=== To be done ===
Reproduce the entries in full, with no changes.

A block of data
-------

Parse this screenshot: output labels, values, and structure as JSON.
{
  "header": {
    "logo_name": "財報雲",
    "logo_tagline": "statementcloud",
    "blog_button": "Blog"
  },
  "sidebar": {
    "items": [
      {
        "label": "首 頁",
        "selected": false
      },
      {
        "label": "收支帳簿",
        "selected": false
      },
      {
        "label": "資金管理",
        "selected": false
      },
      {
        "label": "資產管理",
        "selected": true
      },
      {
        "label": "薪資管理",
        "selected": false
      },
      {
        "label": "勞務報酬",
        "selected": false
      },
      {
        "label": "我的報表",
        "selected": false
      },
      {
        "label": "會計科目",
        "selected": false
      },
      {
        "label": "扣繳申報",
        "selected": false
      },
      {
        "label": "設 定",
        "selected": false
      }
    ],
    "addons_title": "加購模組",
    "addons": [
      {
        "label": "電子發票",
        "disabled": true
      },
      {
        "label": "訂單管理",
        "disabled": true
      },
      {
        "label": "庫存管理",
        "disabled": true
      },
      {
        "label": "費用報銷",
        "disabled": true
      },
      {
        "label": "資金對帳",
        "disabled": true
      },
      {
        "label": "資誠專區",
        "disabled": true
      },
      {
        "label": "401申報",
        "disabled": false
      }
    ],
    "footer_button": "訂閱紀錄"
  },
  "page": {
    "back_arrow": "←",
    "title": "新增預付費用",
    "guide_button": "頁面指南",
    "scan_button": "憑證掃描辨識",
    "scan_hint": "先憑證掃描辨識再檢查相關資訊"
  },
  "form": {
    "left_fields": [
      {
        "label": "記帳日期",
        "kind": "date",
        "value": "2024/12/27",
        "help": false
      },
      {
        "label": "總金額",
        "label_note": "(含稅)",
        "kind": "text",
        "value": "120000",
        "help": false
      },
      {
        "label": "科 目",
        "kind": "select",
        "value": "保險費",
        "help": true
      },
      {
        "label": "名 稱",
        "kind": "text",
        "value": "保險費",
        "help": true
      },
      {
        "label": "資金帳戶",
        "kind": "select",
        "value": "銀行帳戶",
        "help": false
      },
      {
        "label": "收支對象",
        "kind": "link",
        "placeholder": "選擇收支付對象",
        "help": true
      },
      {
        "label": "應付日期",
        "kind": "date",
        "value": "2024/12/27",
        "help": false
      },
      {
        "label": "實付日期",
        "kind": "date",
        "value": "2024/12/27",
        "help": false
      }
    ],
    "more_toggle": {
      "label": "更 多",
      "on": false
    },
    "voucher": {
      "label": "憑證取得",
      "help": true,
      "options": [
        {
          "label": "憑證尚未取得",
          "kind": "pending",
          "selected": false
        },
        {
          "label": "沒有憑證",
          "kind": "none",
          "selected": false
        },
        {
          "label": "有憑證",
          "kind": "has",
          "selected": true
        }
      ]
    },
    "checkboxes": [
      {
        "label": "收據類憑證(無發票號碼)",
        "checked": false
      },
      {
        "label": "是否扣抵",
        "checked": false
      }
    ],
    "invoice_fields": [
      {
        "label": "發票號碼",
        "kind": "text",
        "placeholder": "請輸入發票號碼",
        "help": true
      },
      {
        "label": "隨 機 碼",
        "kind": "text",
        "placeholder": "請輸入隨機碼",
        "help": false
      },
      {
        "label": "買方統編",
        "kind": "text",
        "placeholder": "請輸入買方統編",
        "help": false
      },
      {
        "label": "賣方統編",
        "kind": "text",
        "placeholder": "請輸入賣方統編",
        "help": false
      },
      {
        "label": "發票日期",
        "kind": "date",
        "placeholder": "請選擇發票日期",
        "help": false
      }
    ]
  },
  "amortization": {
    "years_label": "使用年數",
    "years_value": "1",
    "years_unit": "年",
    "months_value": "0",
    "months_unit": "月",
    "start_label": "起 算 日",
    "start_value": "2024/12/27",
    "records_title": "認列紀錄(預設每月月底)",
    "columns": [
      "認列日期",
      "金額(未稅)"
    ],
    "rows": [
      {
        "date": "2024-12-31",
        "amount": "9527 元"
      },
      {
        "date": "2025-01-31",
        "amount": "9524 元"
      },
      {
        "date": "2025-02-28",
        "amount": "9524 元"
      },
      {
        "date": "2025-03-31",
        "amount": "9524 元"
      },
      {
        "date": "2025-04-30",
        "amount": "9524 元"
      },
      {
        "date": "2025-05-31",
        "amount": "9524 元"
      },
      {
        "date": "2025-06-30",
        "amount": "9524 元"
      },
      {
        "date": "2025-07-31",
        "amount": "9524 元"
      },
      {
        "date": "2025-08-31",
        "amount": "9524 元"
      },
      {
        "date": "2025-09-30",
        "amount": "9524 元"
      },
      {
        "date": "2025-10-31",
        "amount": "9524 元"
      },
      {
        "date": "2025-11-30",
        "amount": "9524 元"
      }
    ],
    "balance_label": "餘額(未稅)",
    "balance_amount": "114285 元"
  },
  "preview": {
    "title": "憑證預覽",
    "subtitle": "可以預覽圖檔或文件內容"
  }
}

-------

=== Finished exercise ===
Parse this screenshot: output labels, values, and structure as JSON.
{
  "header": {
    "logo_name": "財報雲",
    "logo_tagline": "statementcloud",
    "blog_button": "Blog"
  },
  "sidebar": {
    "items": [
      {
        "label": "首 頁",
        "selected": false
      },
      {
        "label": "收支帳簿",
        "selected": false
      },
      {
        "label": "資金管理",
        "selected": false
      },
      {
        "label": "資產管理",
        "selected": true
      },
      {
        "label": "薪資管理",
        "selected": false
      },
      {
        "label": "勞務報酬",
        "selected": false
      },
      {
        "label": "我的報表",
        "selected": false
      },
      {
        "label": "會計科目",
        "selected": false
      },
      {
        "label": "扣繳申報",
        "selected": false
      },
      {
        "label": "設 定",
        "selected": false
      }
    ],
    "addons_title": "加購模組",
    "addons": [
      {
        "label": "電子發票",
        "disabled": true
      },
      {
        "label": "訂單管理",
        "disabled": true
      },
      {
        "label": "庫存管理",
        "disabled": true
      },
      {
        "label": "費用報銷",
        "disabled": true
      },
      {
        "label": "資金對帳",
        "disabled": true
      },
      {
        "label": "資誠專區",
        "disabled": true
      },
      {
        "label": "401申報",
        "disabled": false
      }
    ],
    "footer_button": "訂閱紀錄"
  },
  "page": {
    "back_arrow": "←",
    "title": "新增預付費用",
    "guide_button": "頁面指南",
    "scan_button": "憑證掃描辨識",
    "scan_hint": "先憑證掃描辨識再檢查相關資訊"
  },
  "form": {
    "left_fields": [
      {
        "label": "記帳日期",
        "kind": "date",
        "value": "2024/12/27",
        "help": false
      },
      {
        "label": "總金額",
        "label_note": "(含稅)",
        "kind": "text",
        "value": "120000",
        "help": false
      },
      {
        "label": "科 目",
        "kind": "select",
        "value": "保險費",
        "help": true
      },
      {
        "label": "名 稱",
        "kind": "text",
        "value": "保險費",
        "help": true
      },
      {
        "label": "資金帳戶",
        "kind": "select",
        "value": "銀行帳戶",
        "help": false
      },
      {
        "label": "收支對象",
        "kind": "link",
        "placeholder": "選擇收支付對象",
        "help": true
      },
      {
        "label": "應付日期",
        "kind": "date",
        "value": "2024/12/27",
        "help": false
      },
      {
        "label": "實付日期",
        "kind": "date",
        "value": "2024/12/27",
        "help": false
      }
    ],
    "more_toggle": {
      "label": "更 多",
      "on": false
    },
    "voucher": {
      "label": "憑證取得",
      "help": true,
      "options": [
        {
          "label": "憑證尚未取得",
          "kind": "pending",
          "selected": false
        },
        {
          "label": "沒有憑證",
          "kind": "none",
          "selected": false
        },
        {
          "label": "有憑證",
          "kind": "has",
          "selected": true
        }
      ]
    },
    "checkboxes": [
      {
        "label": "收據類憑證(無發票號碼)",
        "checked": false
      },
      {
        "label": "是否扣抵",
        "checked": false
      }
    ],
    "invoice_fields": [
      {
        "label": "發票號碼",
        "kind": "text",
        "placeholder": "請輸入發票號碼",
        "help": true
      },
      {
        "label": "隨 機 碼",
        "kind": "text",
        "placeholder": "請輸入隨機碼",
        "help": false
      },
      {
        "label": "買方統編",
        "kind": "text",
        "placeholder": "請輸入買方統編",
        "help": false
      },
      {
        "label": "賣方統編",
        "kind": "text",
        "placeholder": "請輸入賣方統編",
        "help": false
      },
      {
        "label": "發票日期",
        "kind": "date",
        "placeholder": "請選擇發票日期",
        "help": false
      }
    ]
  },
  "amortization": {
    "years_label": "使用年數",
    "years_value": "1",
    "years_unit": "年",
    "months_value": "0",
    "months_unit": "月",
    "start_label": "起 算 日",
    "start_value": "2024/12/27",
    "records_title": "認列紀錄(預設每月月底)",
    "columns": [
      "認列日期",
      "金額(未稅)"
    ],
    "rows": [
      {
        "date": "2024-12-31",
        "amount": "9527 元"
      },
      {
        "date": "2025-01-31",
        "amount": "9524 元"
      },
      {
        "date": "2025-02-28",
        "amount": "9524 元"
      },
      {
        "date": "2025-03-31",
        "amount": "9524 元"
      },
      {
        "date": "2025-04-30",
        "amount": "9524 元"
      },
      {
        "date": "2025-05-31",
        "amount": "9524 元"
      },
      {
        "date": "2025-06-30",
        "amount": "9524 元"
      },
      {
        "date": "2025-07-31",
        "amount": "9524 元"
      },
      {
        "date": "2025-08-31",
        "amount": "9524 元"
      },
      {
        "date": "2025-09-30",
        "amount": "9524 元"
      },
      {
        "date": "2025-10-31",
        "amount": "9524 元"
      },
      {
        "date": "2025-11-30",
        "amount": "9524 元"
      }
    ],
    "balance_label": "餘額(未稅)",
    "balance_amount": "114285 元"
  },
  "preview": {
    "title": "憑證預覽",
    "subtitle": "可以預覽圖檔或文件內容"
  }
}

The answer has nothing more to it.